━━━ Page text

Austria’s right wing hosts a ball on Holocaust Day, triggering fracas

BERLIN, Germany — Last Friday was Holocaust Remembrance Day, but that didn’t stop members of Austria’s right-wing student fraternities from holding their annual ball in Vienna. The elite ball also attracted over 2,000 demonstrators, who tried to stop it from proceeding.

Now one of the country’s most prominent far-right politicians faces possible charges over his reaction to the disturbances.

As the left-wing activists gathered outside the venue, a journalist with Der Standard newspaper overheard Heinz-Christian Strache, leader of the Freedom Party (FPOe), comparing the demonstrations with the persecution of the Jews.

“We are the new Jews,” Strache was quoted as saying to others who attended the Burschenschaft Ball, which has been described as “an international gathering of right-wing extremists.” He was also heard to compare the attacks on the ball to Kristallnacht, or the Night of the Broken Glass in 1938.

The Burschenschaften are male student fraternities found across the German speaking world that are often criticized for being reactionary.

Friday’s event attracted leading figures from Europe’s far-right, including Marine Le Pen, head of the French National Front party. Members of the Belgian Vlaams Belang and Schwedendemokrat parties were also there.

Read more: Neo-Nazi secret weapon: women

The fact that the ball had been organized for the anniversary of the liberation of Auschwitz in 1945 was seen as a provocation by many on the left. Buses ferried over 2,600 demonstrators from across Germany to protest outside the opulent Hofburg Palace. Although they managed to delay the opening of the event, the police prevented them from entering the venue. There were over 20 arrests, including that of a German man, who police said had been carrying explosives.

━━━━━━

Your goal — Keep writing the news story about the Vienna ball on Holocaust Remembrance Day, starting after its last sentence.

━━━ Data under study

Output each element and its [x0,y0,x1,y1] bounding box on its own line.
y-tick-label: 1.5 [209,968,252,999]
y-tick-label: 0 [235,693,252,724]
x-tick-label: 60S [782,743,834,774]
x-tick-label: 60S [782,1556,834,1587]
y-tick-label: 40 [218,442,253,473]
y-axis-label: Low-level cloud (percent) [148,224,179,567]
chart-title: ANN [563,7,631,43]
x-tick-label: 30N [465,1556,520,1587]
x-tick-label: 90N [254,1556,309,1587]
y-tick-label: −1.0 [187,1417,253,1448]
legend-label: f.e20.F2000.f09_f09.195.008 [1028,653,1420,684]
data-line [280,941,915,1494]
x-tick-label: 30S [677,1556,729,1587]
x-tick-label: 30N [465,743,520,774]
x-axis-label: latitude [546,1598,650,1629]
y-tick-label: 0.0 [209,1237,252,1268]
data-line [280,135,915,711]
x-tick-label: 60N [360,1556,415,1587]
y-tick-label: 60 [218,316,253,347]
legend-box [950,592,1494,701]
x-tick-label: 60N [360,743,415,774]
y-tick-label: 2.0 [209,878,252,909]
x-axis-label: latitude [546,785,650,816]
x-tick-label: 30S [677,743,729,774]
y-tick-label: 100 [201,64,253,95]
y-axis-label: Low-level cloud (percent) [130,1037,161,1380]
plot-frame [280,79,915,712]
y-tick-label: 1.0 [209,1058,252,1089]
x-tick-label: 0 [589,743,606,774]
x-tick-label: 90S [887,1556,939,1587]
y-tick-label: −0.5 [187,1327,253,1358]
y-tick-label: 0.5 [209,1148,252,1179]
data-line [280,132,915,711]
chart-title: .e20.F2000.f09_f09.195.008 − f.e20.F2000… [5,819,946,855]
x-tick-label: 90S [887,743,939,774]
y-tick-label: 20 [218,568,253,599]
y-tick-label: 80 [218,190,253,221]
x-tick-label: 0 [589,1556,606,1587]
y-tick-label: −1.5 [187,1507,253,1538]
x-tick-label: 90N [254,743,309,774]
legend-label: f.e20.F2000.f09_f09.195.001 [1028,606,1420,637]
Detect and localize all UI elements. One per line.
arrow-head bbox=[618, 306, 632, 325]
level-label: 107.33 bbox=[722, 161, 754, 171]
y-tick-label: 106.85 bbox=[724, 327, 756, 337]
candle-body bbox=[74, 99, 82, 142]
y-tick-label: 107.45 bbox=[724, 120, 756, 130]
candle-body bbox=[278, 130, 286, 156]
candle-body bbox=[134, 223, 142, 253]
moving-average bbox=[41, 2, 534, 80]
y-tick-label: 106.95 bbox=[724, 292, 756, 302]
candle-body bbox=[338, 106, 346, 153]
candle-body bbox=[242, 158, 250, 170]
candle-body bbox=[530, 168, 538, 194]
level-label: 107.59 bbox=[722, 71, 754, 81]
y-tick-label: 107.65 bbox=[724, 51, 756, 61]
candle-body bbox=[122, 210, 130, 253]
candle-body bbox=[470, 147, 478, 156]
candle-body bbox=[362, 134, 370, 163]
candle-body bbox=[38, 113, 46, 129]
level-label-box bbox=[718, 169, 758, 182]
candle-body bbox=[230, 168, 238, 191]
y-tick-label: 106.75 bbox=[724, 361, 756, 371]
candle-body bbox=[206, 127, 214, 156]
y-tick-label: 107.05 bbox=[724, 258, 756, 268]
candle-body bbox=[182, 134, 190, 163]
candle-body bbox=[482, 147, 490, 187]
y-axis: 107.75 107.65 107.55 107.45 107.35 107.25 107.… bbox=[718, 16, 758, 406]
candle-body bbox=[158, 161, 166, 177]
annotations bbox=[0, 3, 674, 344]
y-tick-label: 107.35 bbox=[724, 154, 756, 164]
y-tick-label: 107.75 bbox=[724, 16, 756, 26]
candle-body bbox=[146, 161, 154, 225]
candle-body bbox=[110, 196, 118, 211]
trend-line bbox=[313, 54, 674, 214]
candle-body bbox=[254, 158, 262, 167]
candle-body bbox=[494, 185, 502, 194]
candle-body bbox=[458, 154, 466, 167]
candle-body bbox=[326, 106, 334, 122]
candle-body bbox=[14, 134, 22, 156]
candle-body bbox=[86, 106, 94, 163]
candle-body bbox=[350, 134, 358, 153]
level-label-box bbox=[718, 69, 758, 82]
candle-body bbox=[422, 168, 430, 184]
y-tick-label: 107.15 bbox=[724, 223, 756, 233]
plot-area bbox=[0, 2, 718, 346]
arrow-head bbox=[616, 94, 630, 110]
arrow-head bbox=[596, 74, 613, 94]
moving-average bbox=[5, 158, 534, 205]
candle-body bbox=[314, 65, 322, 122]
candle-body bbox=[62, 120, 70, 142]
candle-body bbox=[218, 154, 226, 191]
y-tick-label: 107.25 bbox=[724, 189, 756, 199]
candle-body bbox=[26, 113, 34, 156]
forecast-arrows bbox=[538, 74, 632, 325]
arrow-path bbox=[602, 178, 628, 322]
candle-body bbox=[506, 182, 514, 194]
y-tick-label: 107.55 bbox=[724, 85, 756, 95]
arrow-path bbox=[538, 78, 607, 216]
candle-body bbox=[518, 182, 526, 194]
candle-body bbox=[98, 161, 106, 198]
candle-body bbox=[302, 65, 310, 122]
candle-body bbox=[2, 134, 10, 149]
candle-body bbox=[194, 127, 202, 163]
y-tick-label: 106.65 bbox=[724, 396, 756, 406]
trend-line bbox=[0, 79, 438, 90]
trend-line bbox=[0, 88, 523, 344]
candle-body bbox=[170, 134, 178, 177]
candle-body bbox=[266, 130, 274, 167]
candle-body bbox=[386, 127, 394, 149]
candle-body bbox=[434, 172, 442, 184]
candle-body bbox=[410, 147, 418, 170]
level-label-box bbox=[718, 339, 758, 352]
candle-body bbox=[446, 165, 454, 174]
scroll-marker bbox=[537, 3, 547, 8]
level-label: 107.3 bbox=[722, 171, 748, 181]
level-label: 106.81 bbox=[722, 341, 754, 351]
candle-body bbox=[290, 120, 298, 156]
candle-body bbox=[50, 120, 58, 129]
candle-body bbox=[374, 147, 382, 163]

━━━━━━

Output below —
Strache’s comments have been widely condemned in Austria. The Social Democrats criticized them as a “trivialization of the Nazis’ industrialized mass murder.” Green party lawmaker Karl Oellinger called for his resignation. “Anyone who today – more than 70 years after the November pogrom against the Jews – utters such a comparison, is either crazy or is trying to trivialize the horrors of Nazi rule.”

Vienna’s Jewish community has now said it is referring the incident to the prosecutor’s office and has called for his parliamentary immunity to be lifted.

Read more: Anti-semitism widespread in Germany.

The FPOe says that the comments were taken out of context and presented in a biased manner. Strache had simply wanted to say that the attacks on the ball reminded him of the terrible reports from the Nazi era.

The FPOe was formerly lead by the controversial Joerg Haider, who died in a car crash in 2008. In 1999 the party entered into a coalition government in Austria, causing the EU to impose sanctions on the country.